* **DIRECTIONS**:
Please update the rows from the start of the records through the line with "cell[interactable]: 530976.6 bbox=[764, 237, 814, 250]", replacing "Evie Flockhart" with "Hershel Snyder" and leaving everything else unchanged.

(A block of data)
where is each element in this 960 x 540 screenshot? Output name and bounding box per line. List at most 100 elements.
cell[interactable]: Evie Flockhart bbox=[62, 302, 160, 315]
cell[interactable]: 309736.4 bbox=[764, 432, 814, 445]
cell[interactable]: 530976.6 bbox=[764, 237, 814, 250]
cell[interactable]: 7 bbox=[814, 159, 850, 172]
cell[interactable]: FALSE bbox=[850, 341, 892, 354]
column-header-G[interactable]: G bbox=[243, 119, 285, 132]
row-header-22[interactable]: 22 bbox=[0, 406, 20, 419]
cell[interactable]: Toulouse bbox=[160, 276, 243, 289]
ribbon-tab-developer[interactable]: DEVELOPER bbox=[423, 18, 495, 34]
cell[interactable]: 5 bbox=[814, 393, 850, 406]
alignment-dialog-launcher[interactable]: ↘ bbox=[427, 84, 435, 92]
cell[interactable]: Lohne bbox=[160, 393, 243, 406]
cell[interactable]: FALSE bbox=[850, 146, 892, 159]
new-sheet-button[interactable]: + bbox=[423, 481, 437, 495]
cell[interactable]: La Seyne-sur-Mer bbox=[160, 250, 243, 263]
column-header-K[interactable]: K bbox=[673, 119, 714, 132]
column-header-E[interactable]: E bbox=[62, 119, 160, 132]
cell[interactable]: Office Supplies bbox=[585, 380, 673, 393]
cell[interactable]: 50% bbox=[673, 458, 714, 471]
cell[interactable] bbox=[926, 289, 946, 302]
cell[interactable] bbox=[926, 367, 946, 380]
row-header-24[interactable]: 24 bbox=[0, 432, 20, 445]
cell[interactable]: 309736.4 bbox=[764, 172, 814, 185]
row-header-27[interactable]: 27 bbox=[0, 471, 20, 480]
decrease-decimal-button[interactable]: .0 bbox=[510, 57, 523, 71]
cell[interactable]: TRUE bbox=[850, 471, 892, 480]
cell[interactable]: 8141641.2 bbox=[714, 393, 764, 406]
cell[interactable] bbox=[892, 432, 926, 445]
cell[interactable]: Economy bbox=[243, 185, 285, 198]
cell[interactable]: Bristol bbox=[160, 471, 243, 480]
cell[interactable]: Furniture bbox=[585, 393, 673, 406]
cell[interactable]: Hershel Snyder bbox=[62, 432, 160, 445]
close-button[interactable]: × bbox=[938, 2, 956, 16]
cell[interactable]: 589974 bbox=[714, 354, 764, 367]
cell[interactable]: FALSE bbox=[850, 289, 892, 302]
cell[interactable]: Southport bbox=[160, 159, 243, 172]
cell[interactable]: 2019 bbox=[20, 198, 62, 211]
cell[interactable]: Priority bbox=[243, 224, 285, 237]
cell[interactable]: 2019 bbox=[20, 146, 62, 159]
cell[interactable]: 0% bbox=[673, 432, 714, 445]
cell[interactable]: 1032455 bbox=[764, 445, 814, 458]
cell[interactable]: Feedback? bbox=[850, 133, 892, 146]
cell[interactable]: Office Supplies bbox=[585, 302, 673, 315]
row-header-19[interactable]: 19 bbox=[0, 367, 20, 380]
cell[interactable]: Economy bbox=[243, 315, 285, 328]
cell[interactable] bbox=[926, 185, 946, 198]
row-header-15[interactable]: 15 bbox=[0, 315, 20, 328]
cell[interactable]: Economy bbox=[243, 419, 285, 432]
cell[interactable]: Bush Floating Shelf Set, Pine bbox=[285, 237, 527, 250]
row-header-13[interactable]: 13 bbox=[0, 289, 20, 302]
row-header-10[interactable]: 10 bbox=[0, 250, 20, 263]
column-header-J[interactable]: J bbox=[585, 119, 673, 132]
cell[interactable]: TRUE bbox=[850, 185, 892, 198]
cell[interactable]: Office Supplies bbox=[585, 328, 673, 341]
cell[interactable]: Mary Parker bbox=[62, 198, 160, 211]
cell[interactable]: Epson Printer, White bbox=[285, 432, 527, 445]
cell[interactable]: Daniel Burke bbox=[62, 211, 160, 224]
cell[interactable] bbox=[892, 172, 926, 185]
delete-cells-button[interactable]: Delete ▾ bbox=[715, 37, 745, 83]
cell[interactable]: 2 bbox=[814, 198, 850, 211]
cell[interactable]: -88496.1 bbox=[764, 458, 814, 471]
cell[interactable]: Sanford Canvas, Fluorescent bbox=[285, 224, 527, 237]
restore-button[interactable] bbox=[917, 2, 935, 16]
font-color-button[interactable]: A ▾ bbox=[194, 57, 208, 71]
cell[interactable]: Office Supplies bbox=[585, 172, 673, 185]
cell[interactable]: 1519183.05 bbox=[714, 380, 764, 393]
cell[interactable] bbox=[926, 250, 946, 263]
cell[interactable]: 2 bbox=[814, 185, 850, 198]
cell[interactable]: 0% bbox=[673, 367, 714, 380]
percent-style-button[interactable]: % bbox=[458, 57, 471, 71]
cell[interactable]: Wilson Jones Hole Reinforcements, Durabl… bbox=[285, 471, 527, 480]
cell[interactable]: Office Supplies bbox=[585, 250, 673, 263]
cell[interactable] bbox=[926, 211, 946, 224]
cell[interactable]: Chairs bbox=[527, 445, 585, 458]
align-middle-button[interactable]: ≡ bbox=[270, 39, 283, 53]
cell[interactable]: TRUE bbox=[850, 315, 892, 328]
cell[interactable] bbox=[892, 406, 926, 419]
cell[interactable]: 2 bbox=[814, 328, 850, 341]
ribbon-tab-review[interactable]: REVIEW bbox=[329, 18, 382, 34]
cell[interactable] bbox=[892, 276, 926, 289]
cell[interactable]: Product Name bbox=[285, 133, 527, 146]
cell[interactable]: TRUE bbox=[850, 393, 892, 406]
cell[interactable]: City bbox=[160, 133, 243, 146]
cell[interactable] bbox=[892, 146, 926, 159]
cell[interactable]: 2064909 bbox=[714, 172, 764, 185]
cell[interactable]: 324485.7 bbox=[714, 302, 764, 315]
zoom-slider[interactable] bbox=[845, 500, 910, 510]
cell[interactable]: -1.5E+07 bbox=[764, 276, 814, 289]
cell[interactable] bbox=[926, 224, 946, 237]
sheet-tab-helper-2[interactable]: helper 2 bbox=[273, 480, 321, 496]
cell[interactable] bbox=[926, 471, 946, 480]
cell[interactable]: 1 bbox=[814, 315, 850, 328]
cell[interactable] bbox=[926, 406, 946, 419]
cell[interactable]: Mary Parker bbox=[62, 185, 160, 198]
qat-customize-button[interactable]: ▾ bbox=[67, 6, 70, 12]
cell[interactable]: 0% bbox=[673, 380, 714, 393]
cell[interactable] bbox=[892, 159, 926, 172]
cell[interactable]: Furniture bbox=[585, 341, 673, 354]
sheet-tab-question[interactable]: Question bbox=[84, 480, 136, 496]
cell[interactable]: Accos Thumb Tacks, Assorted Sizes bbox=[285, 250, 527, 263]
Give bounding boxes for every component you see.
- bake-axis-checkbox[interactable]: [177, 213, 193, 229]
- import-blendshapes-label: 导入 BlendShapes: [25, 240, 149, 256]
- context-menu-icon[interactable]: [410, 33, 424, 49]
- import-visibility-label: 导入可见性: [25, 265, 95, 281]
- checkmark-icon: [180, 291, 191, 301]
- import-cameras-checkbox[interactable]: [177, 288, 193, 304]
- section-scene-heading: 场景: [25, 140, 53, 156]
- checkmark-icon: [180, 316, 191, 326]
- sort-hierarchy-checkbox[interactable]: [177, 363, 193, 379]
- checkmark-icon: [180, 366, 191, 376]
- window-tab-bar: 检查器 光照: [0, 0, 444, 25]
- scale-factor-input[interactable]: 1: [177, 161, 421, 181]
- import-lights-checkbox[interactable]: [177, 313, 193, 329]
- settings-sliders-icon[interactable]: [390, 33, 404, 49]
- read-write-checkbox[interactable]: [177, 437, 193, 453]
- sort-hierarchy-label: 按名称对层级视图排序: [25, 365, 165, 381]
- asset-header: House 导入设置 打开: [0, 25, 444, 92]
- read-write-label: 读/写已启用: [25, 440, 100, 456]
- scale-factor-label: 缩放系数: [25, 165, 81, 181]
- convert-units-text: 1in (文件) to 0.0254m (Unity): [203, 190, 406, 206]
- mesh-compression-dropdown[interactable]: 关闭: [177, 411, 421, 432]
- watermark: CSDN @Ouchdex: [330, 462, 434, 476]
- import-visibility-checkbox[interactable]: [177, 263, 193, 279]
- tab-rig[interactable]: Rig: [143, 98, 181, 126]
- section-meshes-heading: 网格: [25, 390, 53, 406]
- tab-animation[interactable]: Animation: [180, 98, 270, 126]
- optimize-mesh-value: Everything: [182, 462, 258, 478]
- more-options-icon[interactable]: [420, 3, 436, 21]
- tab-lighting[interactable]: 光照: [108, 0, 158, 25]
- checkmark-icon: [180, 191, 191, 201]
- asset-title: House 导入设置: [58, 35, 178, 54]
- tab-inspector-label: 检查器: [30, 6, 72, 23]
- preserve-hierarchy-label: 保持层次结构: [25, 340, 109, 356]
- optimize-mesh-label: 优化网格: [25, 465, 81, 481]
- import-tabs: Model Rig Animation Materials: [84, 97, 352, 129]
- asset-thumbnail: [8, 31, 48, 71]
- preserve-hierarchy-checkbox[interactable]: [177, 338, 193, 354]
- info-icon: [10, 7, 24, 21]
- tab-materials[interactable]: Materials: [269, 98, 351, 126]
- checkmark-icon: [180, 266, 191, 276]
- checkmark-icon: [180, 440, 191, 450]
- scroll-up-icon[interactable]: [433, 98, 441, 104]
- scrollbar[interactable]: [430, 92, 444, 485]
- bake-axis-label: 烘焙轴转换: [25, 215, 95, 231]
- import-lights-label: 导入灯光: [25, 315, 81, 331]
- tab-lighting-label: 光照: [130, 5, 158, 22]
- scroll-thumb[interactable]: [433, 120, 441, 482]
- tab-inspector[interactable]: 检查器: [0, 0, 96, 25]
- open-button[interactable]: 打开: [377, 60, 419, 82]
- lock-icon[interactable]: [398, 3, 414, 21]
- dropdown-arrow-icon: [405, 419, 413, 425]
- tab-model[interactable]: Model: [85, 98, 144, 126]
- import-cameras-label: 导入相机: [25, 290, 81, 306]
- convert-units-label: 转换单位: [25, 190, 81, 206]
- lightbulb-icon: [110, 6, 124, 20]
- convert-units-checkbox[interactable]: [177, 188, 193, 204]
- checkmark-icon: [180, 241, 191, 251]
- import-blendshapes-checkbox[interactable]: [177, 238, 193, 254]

* **SOLUTION TO THE EXERCISE**:
where is each element in this 960 x 540 screenshot? Output name and bounding box per line. List at most 100 elements.
cell[interactable]: Hershel Snyder bbox=[62, 302, 160, 315]
cell[interactable]: 309736.4 bbox=[764, 432, 814, 445]
cell[interactable]: 530976.6 bbox=[764, 237, 814, 250]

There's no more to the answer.